------ GIVEN ENTRIES
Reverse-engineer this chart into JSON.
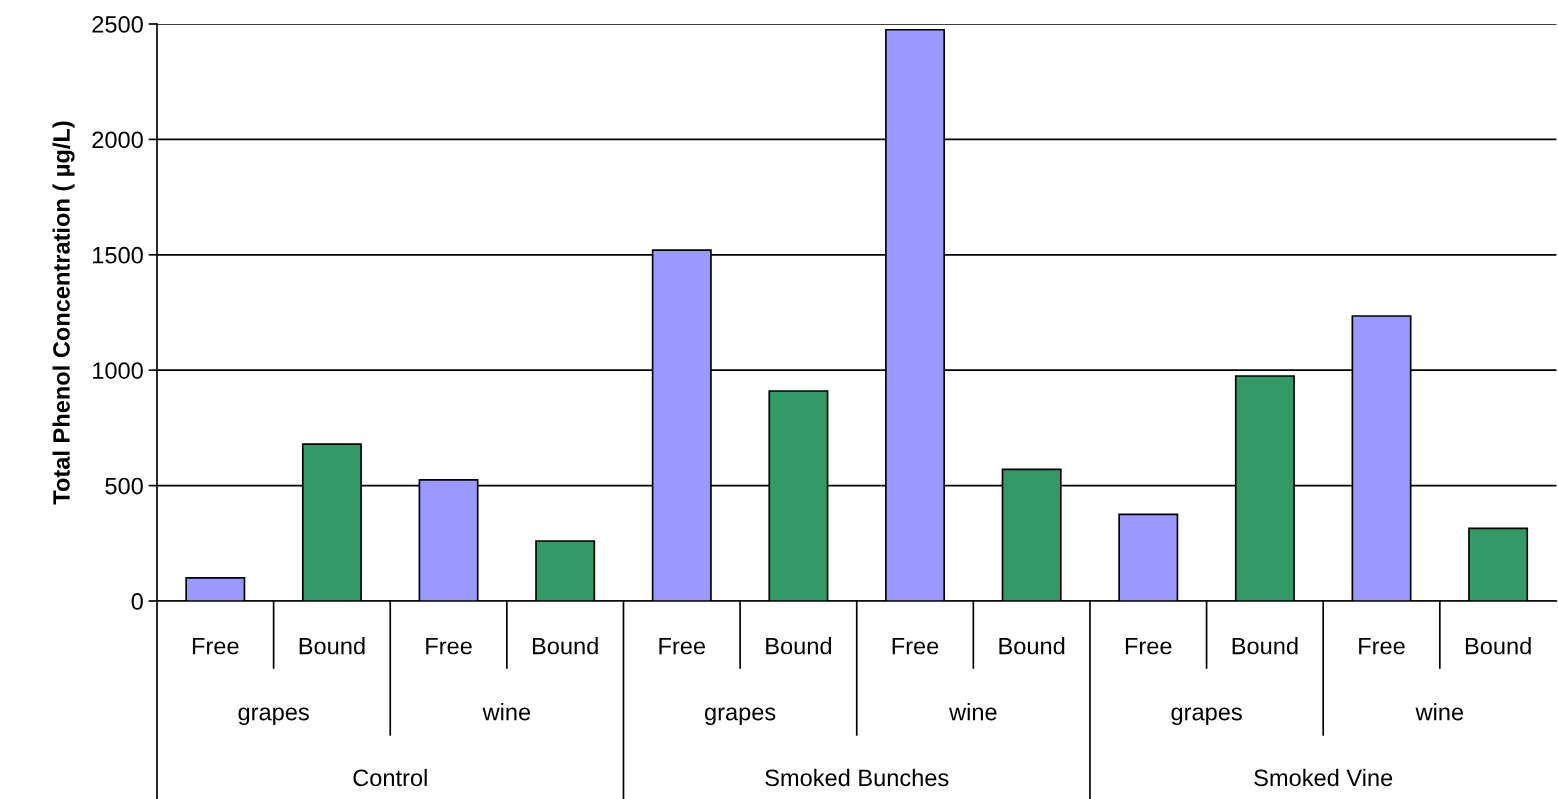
{
  "chart_data": {
    "type": "bar",
    "ylabel": "Total Phenol Concentration ( µg/L)",
    "categories": [
      "Free",
      "Bound",
      "Free",
      "Bound",
      "Free",
      "Bound",
      "Free",
      "Bound",
      "Free",
      "Bound",
      "Free",
      "Bound"
    ],
    "values": [
      100,
      680,
      525,
      260,
      1520,
      910,
      2475,
      570,
      375,
      975,
      1235,
      315
    ],
    "colors": [
      "#9999ff",
      "#339966",
      "#9999ff",
      "#339966",
      "#9999ff",
      "#339966",
      "#9999ff",
      "#339966",
      "#9999ff",
      "#339966",
      "#9999ff",
      "#339966"
    ],
    "ylim": [
      0,
      2500
    ],
    "yticks": [
      0,
      500,
      1000,
      1500,
      2000,
      2500
    ],
    "grid": "y",
    "annotations": [
      "grapes",
      "wine",
      "grapes",
      "wine",
      "grapes",
      "wine",
      "Control",
      "Smoked Bunches",
      "Smoked Vine"
    ]
  }
}
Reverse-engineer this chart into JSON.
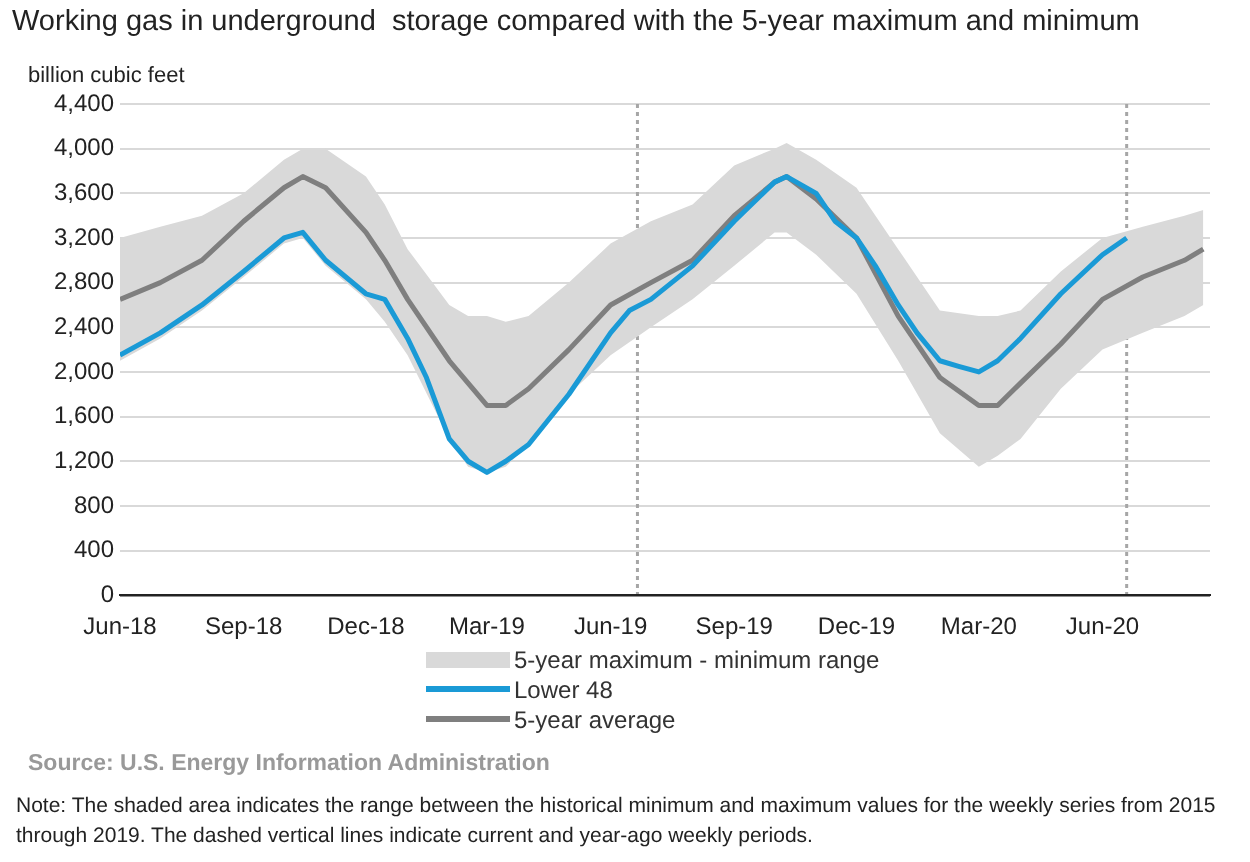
{
  "chart_data": {
    "type": "line",
    "title": "Working gas in underground  storage compared with the 5-year maximum and minimum",
    "ylabel": "billion cubic feet",
    "xlim": [
      "2018-06-01",
      "2020-08-20"
    ],
    "xticks": [
      {
        "value": "2018-06-01",
        "label": "Jun-18"
      },
      {
        "value": "2018-09-01",
        "label": "Sep-18"
      },
      {
        "value": "2018-12-01",
        "label": "Dec-18"
      },
      {
        "value": "2019-03-01",
        "label": "Mar-19"
      },
      {
        "value": "2019-06-01",
        "label": "Jun-19"
      },
      {
        "value": "2019-09-01",
        "label": "Sep-19"
      },
      {
        "value": "2019-12-01",
        "label": "Dec-19"
      },
      {
        "value": "2020-03-01",
        "label": "Mar-20"
      },
      {
        "value": "2020-06-01",
        "label": "Jun-20"
      }
    ],
    "ylim": [
      0,
      4400
    ],
    "yticks": [
      {
        "value": 0,
        "label": "0"
      },
      {
        "value": 400,
        "label": "400"
      },
      {
        "value": 800,
        "label": "800"
      },
      {
        "value": 1200,
        "label": "1,200"
      },
      {
        "value": 1600,
        "label": "1,600"
      },
      {
        "value": 2000,
        "label": "2,000"
      },
      {
        "value": 2400,
        "label": "2,400"
      },
      {
        "value": 2800,
        "label": "2,800"
      },
      {
        "value": 3200,
        "label": "3,200"
      },
      {
        "value": 3600,
        "label": "3,600"
      },
      {
        "value": 4000,
        "label": "4,000"
      },
      {
        "value": 4400,
        "label": "4,400"
      }
    ],
    "grid": "y",
    "legend": "bottom",
    "marker": "none",
    "line_style": "solid",
    "series": [
      {
        "name": "Lower 48",
        "color": "#1a9ad6",
        "x": [
          "2018-06-01",
          "2018-07-01",
          "2018-08-01",
          "2018-09-01",
          "2018-10-01",
          "2018-10-15",
          "2018-11-01",
          "2018-12-01",
          "2018-12-15",
          "2019-01-01",
          "2019-01-15",
          "2019-02-01",
          "2019-02-15",
          "2019-03-01",
          "2019-03-15",
          "2019-04-01",
          "2019-05-01",
          "2019-06-01",
          "2019-06-15",
          "2019-07-01",
          "2019-08-01",
          "2019-09-01",
          "2019-10-01",
          "2019-10-10",
          "2019-11-01",
          "2019-11-15",
          "2019-12-01",
          "2019-12-15",
          "2020-01-01",
          "2020-01-15",
          "2020-02-01",
          "2020-02-15",
          "2020-03-01",
          "2020-03-15",
          "2020-04-01",
          "2020-05-01",
          "2020-06-01",
          "2020-06-19"
        ],
        "values": [
          2150,
          2350,
          2600,
          2900,
          3200,
          3250,
          3000,
          2700,
          2650,
          2300,
          1950,
          1400,
          1200,
          1100,
          1200,
          1350,
          1800,
          2350,
          2550,
          2650,
          2950,
          3350,
          3700,
          3750,
          3600,
          3350,
          3200,
          2950,
          2600,
          2350,
          2100,
          2050,
          2000,
          2100,
          2300,
          2700,
          3050,
          3200
        ]
      },
      {
        "name": "5-year average",
        "color": "#7f7f7f",
        "x": [
          "2018-06-01",
          "2018-07-01",
          "2018-08-01",
          "2018-09-01",
          "2018-10-01",
          "2018-10-15",
          "2018-11-01",
          "2018-12-01",
          "2018-12-15",
          "2019-01-01",
          "2019-02-01",
          "2019-02-15",
          "2019-03-01",
          "2019-03-15",
          "2019-04-01",
          "2019-05-01",
          "2019-06-01",
          "2019-07-01",
          "2019-08-01",
          "2019-09-01",
          "2019-10-01",
          "2019-10-10",
          "2019-11-01",
          "2019-12-01",
          "2020-01-01",
          "2020-02-01",
          "2020-03-01",
          "2020-03-15",
          "2020-04-01",
          "2020-05-01",
          "2020-06-01",
          "2020-07-01",
          "2020-08-01",
          "2020-08-15"
        ],
        "values": [
          2650,
          2800,
          3000,
          3350,
          3650,
          3750,
          3650,
          3250,
          3000,
          2650,
          2100,
          1900,
          1700,
          1700,
          1850,
          2200,
          2600,
          2800,
          3000,
          3400,
          3700,
          3750,
          3550,
          3200,
          2500,
          1950,
          1700,
          1700,
          1900,
          2250,
          2650,
          2850,
          3000,
          3100
        ],
        "upper": [
          3200,
          3300,
          3400,
          3600,
          3900,
          4000,
          4000,
          3750,
          3500,
          3100,
          2600,
          2500,
          2500,
          2450,
          2500,
          2800,
          3150,
          3350,
          3500,
          3850,
          4000,
          4050,
          3900,
          3650,
          3100,
          2550,
          2500,
          2500,
          2550,
          2900,
          3200,
          3300,
          3400,
          3450
        ],
        "lower": [
          2100,
          2300,
          2550,
          2850,
          3150,
          3200,
          2950,
          2650,
          2450,
          2150,
          1400,
          1150,
          1100,
          1150,
          1350,
          1800,
          2150,
          2400,
          2650,
          2950,
          3250,
          3250,
          3050,
          2700,
          2100,
          1450,
          1150,
          1250,
          1400,
          1850,
          2200,
          2350,
          2500,
          2600
        ]
      }
    ],
    "ref_lines": [
      {
        "axis": "x",
        "value": "2019-06-21",
        "color": "#a6a6a6",
        "line_style": "dotted"
      },
      {
        "axis": "x",
        "value": "2020-06-19",
        "color": "#a6a6a6",
        "line_style": "dotted"
      }
    ],
    "annotations": [
      "5-year maximum - minimum range",
      "Source:  U.S. Energy Information Administration",
      "Note: The shaded area indicates the range between the historical minimum and maximum values for the weekly series from 2015 through 2019. The dashed vertical lines indicate current and year-ago weekly periods."
    ]
  }
}
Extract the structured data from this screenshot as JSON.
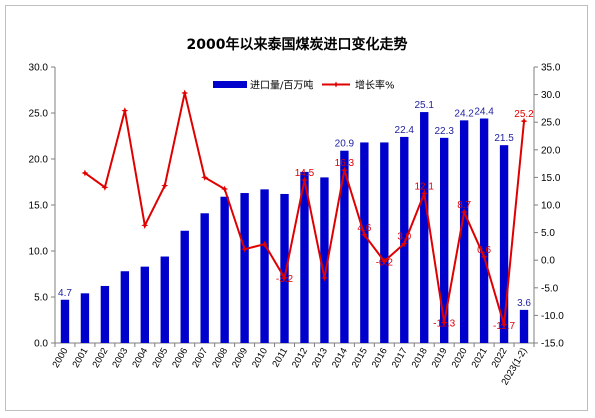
{
  "chart_data": {
    "type": "bar",
    "title": "2000年以来泰国煤炭进口变化走势",
    "categories": [
      "2000",
      "2001",
      "2002",
      "2003",
      "2004",
      "2005",
      "2006",
      "2007",
      "2008",
      "2009",
      "2010",
      "2011",
      "2012",
      "2013",
      "2014",
      "2015",
      "2016",
      "2017",
      "2018",
      "2019",
      "2020",
      "2021",
      "2022",
      "2023(1-2)"
    ],
    "series": [
      {
        "name": "进口量/百万吨",
        "type": "bar",
        "axis": "left",
        "color": "#0000cc",
        "values": [
          4.7,
          5.4,
          6.2,
          7.8,
          8.3,
          9.4,
          12.2,
          14.1,
          15.9,
          16.3,
          16.7,
          16.2,
          18.6,
          18.0,
          20.9,
          21.8,
          21.8,
          22.4,
          25.1,
          22.3,
          24.2,
          24.4,
          21.5,
          3.6
        ],
        "labels": [
          "4.7",
          "",
          "",
          "",
          "",
          "",
          "",
          "",
          "",
          "",
          "",
          "",
          "",
          "",
          "20.9",
          "",
          "",
          "22.4",
          "25.1",
          "22.3",
          "24.2",
          "24.4",
          "21.5",
          "3.6"
        ]
      },
      {
        "name": "增长率%",
        "type": "line",
        "axis": "right",
        "color": "#e00000",
        "values": [
          null,
          15.8,
          13.2,
          27.1,
          6.3,
          13.5,
          30.3,
          15.0,
          12.9,
          2.0,
          2.9,
          -3.2,
          14.5,
          -3.2,
          16.3,
          4.6,
          -0.2,
          3.0,
          12.1,
          -11.3,
          8.7,
          0.6,
          -11.7,
          25.2
        ],
        "labels": [
          "",
          "",
          "",
          "",
          "",
          "",
          "",
          "",
          "",
          "",
          "",
          "-3.2",
          "14.5",
          "",
          "16.3",
          "4.6",
          "-0.2",
          "3.0",
          "12.1",
          "-11.3",
          "8.7",
          "0.6",
          "-11.7",
          "25.2"
        ]
      }
    ],
    "y_left": {
      "min": 0,
      "max": 30,
      "step": 5,
      "tick_labels": [
        "0.0",
        "5.0",
        "10.0",
        "15.0",
        "20.0",
        "25.0",
        "30.0"
      ]
    },
    "y_right": {
      "min": -15,
      "max": 35,
      "step": 5,
      "tick_labels": [
        "-15.0",
        "-10.0",
        "-5.0",
        "0.0",
        "5.0",
        "10.0",
        "15.0",
        "20.0",
        "25.0",
        "30.0",
        "35.0"
      ]
    },
    "legend_position": "top-right",
    "grid": false
  }
}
------------
INSTRUCTIONS FOR THE TASK. From the listing above, report the number of lines containing the string "name", without any accompanying remarks.

ANSWER. 4